**WORK TO BE COMPLETED**
Find every line with the word "screenshot" and give their count, nothing else.

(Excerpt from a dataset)
>>>>>
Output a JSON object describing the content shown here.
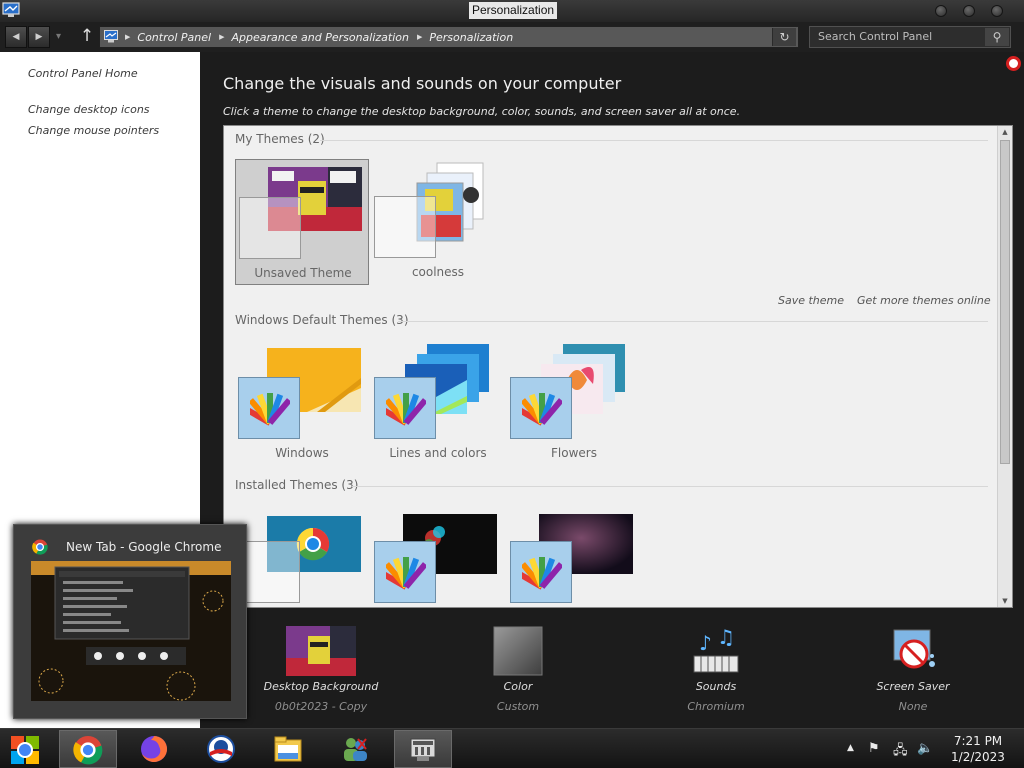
{
  "window": {
    "title": "Personalization"
  },
  "navigation": {
    "breadcrumb": [
      "Control Panel",
      "Appearance and Personalization",
      "Personalization"
    ],
    "search_placeholder": "Search Control Panel"
  },
  "sidebar": {
    "home_link": "Control Panel Home",
    "links": [
      "Change desktop icons",
      "Change mouse pointers"
    ]
  },
  "main": {
    "title": "Change the visuals and sounds on your computer",
    "subtitle": "Click a theme to change the desktop background, color, sounds, and screen saver all at once.",
    "sections": {
      "my_themes": "My Themes (2)",
      "windows_default": "Windows Default Themes (3)",
      "installed": "Installed Themes (3)"
    },
    "my_themes": [
      {
        "label": "Unsaved Theme",
        "selected": true
      },
      {
        "label": "coolness",
        "selected": false
      }
    ],
    "default_themes": [
      {
        "label": "Windows"
      },
      {
        "label": "Lines and colors"
      },
      {
        "label": "Flowers"
      }
    ],
    "save_theme_link": "Save theme",
    "get_more_link": "Get more themes online"
  },
  "bottom_bar": {
    "items": [
      {
        "label": "Desktop Background",
        "value": "0b0t2023 - Copy",
        "icon": "desktop-background-icon"
      },
      {
        "label": "Color",
        "value": "Custom",
        "icon": "color-icon"
      },
      {
        "label": "Sounds",
        "value": "Chromium",
        "icon": "sounds-icon"
      },
      {
        "label": "Screen Saver",
        "value": "None",
        "icon": "screen-saver-icon"
      }
    ]
  },
  "taskbar_preview": {
    "title": "New Tab - Google Chrome"
  },
  "taskbar": {
    "clock_time": "7:21 PM",
    "clock_date": "1/2/2023"
  },
  "colors": {
    "accent": "#a8cfec",
    "window_frame": "#1c1c1c",
    "theme_area": "#f0f0f0"
  }
}
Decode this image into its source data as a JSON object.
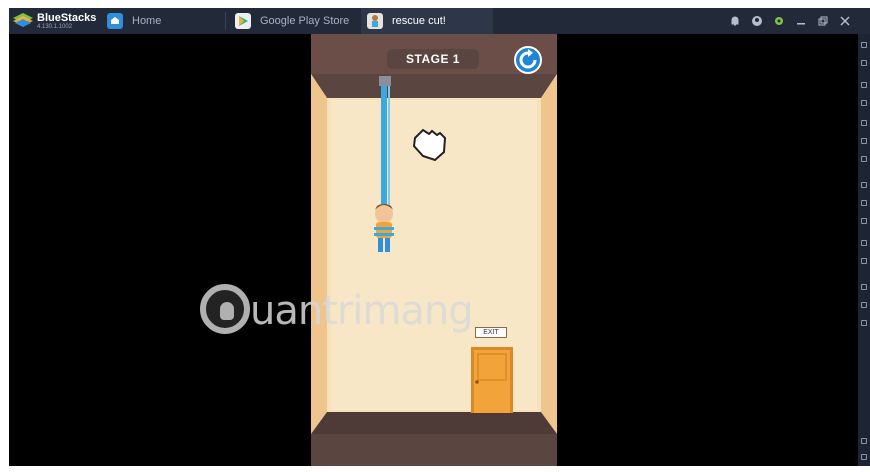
{
  "app": {
    "brand_name": "BlueStacks",
    "brand_version": "4.130.1.1002"
  },
  "tabs": [
    {
      "label": "Home",
      "icon": "home-icon"
    },
    {
      "label": "Google Play Store",
      "icon": "play-store-icon"
    },
    {
      "label": "rescue cut!",
      "icon": "rescue-cut-app-icon"
    }
  ],
  "titlebar_buttons": [
    "bell-icon",
    "account-icon",
    "settings-gear-icon",
    "minimize-icon",
    "restore-icon",
    "close-icon"
  ],
  "game": {
    "stage_label": "STAGE 1",
    "exit_label": "EXIT",
    "restart_icon": "restart-icon"
  },
  "watermark": {
    "text": "uantrimang"
  },
  "colors": {
    "titlebar": "#222a3a",
    "active_tab": "#2e3749",
    "wall": "#f5e2bb",
    "ceiling": "#5a4541",
    "rope": "#39a9e0",
    "door": "#f2a43a",
    "accent_blue": "#1f86d6"
  }
}
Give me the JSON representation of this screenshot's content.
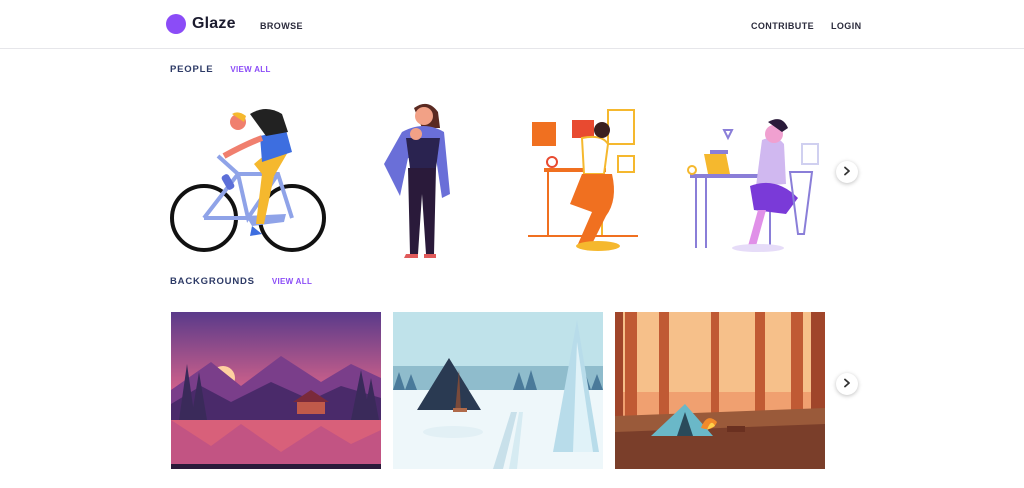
{
  "header": {
    "brand": "Glaze",
    "nav_browse": "BROWSE",
    "nav_contribute": "CONTRIBUTE",
    "nav_login": "LOGIN"
  },
  "sections": {
    "people": {
      "title": "PEOPLE",
      "view_all": "VIEW ALL"
    },
    "backgrounds": {
      "title": "BACKGROUNDS",
      "view_all": "VIEW ALL"
    }
  },
  "colors": {
    "accent": "#8b4cf7",
    "section_title": "#2d3a66"
  },
  "icons": {
    "next_people": "chevron-right-icon",
    "next_backgrounds": "chevron-right-icon"
  }
}
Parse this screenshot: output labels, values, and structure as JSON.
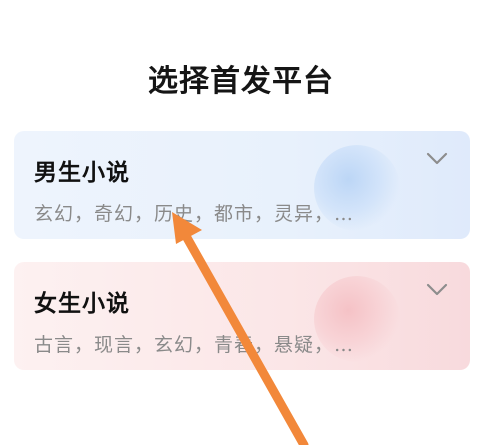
{
  "page": {
    "title": "选择首发平台"
  },
  "cards": [
    {
      "title": "男生小说",
      "tags": "玄幻，奇幻，历史，都市，灵异，…",
      "accent": "#dfeafb",
      "icon": "chevron-down-icon"
    },
    {
      "title": "女生小说",
      "tags": "古言，现言，玄幻，青春，悬疑，…",
      "accent": "#f8dadd",
      "icon": "chevron-down-icon"
    }
  ],
  "annotation": {
    "arrow_color": "#f2883a",
    "icon": "arrow-pointer-icon"
  }
}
<<<<<
**THE RESULT**
2